> _To be done_: Each entry below must be repeated exactly, with pictures left out.

Dataset records:
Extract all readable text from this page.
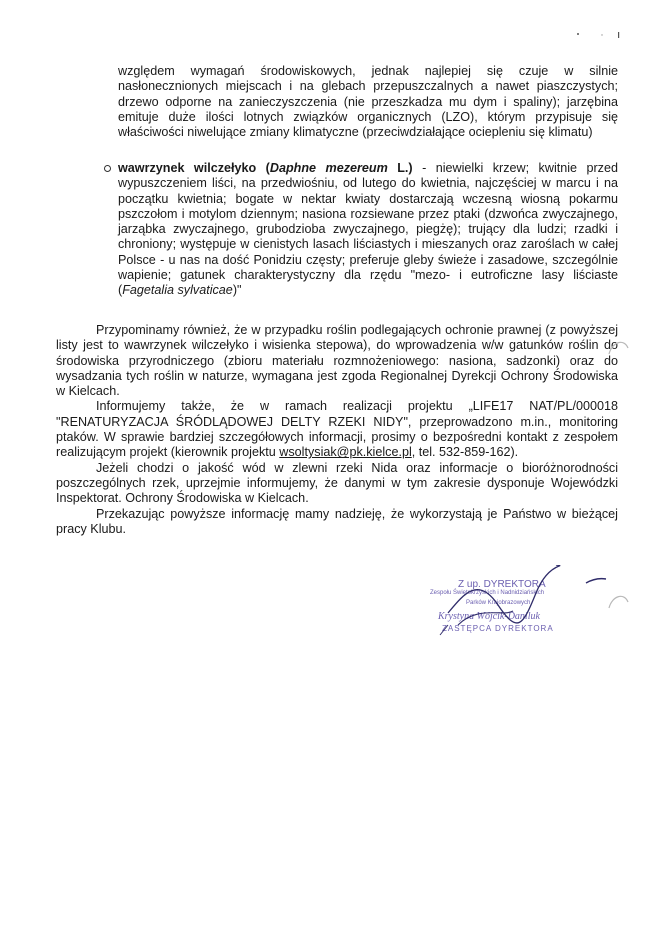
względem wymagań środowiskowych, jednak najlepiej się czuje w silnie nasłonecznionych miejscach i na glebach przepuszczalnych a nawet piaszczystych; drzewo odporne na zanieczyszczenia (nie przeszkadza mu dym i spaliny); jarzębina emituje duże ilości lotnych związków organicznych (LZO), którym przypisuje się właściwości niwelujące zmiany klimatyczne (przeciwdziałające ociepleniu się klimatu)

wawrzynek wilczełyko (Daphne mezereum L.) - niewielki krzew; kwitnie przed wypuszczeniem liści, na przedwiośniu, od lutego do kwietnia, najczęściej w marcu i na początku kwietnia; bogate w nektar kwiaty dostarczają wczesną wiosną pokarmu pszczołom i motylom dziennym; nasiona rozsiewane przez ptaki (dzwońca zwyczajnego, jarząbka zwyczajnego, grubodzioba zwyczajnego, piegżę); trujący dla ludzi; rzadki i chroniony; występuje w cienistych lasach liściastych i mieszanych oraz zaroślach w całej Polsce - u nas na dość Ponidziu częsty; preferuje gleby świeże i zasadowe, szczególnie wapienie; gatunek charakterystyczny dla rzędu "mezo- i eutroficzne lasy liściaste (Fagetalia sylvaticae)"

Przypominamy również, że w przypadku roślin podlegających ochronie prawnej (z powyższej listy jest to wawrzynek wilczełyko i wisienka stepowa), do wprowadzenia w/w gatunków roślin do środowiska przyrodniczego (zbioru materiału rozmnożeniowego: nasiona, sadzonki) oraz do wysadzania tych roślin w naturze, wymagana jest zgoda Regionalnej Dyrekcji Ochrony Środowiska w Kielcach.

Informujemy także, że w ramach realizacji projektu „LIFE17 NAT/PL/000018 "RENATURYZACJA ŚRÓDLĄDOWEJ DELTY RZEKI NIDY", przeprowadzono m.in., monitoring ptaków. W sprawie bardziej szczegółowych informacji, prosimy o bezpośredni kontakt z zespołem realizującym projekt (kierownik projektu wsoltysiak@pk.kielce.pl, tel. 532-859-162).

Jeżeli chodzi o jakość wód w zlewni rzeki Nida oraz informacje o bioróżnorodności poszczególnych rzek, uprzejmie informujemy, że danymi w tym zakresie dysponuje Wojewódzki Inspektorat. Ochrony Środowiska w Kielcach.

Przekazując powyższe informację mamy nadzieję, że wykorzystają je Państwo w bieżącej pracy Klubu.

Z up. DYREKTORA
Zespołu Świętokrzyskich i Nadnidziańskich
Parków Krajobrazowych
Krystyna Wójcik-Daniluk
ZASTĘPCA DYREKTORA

> _Response_:
Extract all readable text from this page.
względem wymagań środowiskowych, jednak najlepiej się czuje w silnie nasłonecznionych miejscach i na glebach przepuszczalnych a nawet piaszczystych; drzewo odporne na zanieczyszczenia (nie przeszkadza mu dym i spaliny); jarzębina emituje duże ilości lotnych związków organicznych (LZO), którym przypisuje się właściwości niwelujące zmiany klimatyczne (przeciwdziałające ociepleniu się klimatu)

wawrzynek wilczełyko (Daphne mezereum L.) - niewielki krzew; kwitnie przed wypuszczeniem liści, na przedwiośniu, od lutego do kwietnia, najczęściej w marcu i na początku kwietnia; bogate w nektar kwiaty dostarczają wczesną wiosną pokarmu pszczołom i motylom dziennym; nasiona rozsiewane przez ptaki (dzwońca zwyczajnego, jarząbka zwyczajnego, grubodzioba zwyczajnego, piegżę); trujący dla ludzi; rzadki i chroniony; występuje w cienistych lasach liściastych i mieszanych oraz zaroślach w całej Polsce - u nas na dość Ponidziu częsty; preferuje gleby świeże i zasadowe, szczególnie wapienie; gatunek charakterystyczny dla rzędu "mezo- i eutroficzne lasy liściaste (Fagetalia sylvaticae)"

Przypominamy również, że w przypadku roślin podlegających ochronie prawnej (z powyższej listy jest to wawrzynek wilczełyko i wisienka stepowa), do wprowadzenia w/w gatunków roślin do środowiska przyrodniczego (zbioru materiału rozmnożeniowego: nasiona, sadzonki) oraz do wysadzania tych roślin w naturze, wymagana jest zgoda Regionalnej Dyrekcji Ochrony Środowiska w Kielcach.

Informujemy także, że w ramach realizacji projektu „LIFE17 NAT/PL/000018 "RENATURYZACJA ŚRÓDLĄDOWEJ DELTY RZEKI NIDY", przeprowadzono m.in., monitoring ptaków. W sprawie bardziej szczegółowych informacji, prosimy o bezpośredni kontakt z zespołem realizującym projekt (kierownik projektu wsoltysiak@pk.kielce.pl, tel. 532-859-162).

Jeżeli chodzi o jakość wód w zlewni rzeki Nida oraz informacje o bioróżnorodności poszczególnych rzek, uprzejmie informujemy, że danymi w tym zakresie dysponuje Wojewódzki Inspektorat. Ochrony Środowiska w Kielcach.

Przekazując powyższe informację mamy nadzieję, że wykorzystają je Państwo w bieżącej pracy Klubu.

Z up. DYREKTORA
Zespołu Świętokrzyskich i Nadnidziańskich
Parków Krajobrazowych
Krystyna Wójcik-Daniluk
ZASTĘPCA DYREKTORA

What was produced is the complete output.